> **Short exercise**:
Find the lines that contain the word "screenshot" and copy each one.

━━━ Data shown

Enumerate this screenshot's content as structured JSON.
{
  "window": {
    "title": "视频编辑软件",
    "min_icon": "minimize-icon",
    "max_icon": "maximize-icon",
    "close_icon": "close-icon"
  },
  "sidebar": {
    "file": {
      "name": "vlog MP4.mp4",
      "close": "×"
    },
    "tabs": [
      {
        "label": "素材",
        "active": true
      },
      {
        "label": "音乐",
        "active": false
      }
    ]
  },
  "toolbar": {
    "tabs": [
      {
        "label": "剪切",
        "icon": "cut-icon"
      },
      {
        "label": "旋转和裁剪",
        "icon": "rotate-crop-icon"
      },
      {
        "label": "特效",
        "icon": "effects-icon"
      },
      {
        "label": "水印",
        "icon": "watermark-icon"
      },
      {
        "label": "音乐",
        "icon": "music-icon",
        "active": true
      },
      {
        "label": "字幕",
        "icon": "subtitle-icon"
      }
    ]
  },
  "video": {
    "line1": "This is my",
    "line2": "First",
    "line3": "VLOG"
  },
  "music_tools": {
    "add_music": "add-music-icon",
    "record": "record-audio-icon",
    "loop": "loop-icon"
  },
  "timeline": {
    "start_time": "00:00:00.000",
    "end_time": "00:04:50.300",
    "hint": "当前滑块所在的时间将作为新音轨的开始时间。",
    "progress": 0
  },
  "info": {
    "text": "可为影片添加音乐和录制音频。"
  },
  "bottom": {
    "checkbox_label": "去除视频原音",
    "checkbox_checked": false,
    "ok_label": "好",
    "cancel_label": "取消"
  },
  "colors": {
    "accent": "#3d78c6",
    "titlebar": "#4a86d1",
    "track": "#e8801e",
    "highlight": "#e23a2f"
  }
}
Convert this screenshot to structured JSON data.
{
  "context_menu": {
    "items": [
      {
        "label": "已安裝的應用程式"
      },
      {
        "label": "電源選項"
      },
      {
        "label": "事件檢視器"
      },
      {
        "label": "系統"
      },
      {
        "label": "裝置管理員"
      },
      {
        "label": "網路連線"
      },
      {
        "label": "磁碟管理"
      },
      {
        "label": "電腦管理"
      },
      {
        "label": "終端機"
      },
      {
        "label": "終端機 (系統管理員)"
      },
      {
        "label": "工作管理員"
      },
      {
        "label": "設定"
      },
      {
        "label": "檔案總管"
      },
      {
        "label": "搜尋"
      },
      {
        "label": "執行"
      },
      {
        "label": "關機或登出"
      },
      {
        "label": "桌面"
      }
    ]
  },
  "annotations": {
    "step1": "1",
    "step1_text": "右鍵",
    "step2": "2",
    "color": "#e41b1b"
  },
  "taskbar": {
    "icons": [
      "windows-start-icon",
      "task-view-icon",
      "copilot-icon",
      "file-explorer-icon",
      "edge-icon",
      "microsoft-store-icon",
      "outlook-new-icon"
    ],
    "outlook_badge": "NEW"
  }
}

━━━━━━

> **Answer in full**:
Enumerate this screenshot's content as structured JSON.
Convert this screenshot to structured JSON data.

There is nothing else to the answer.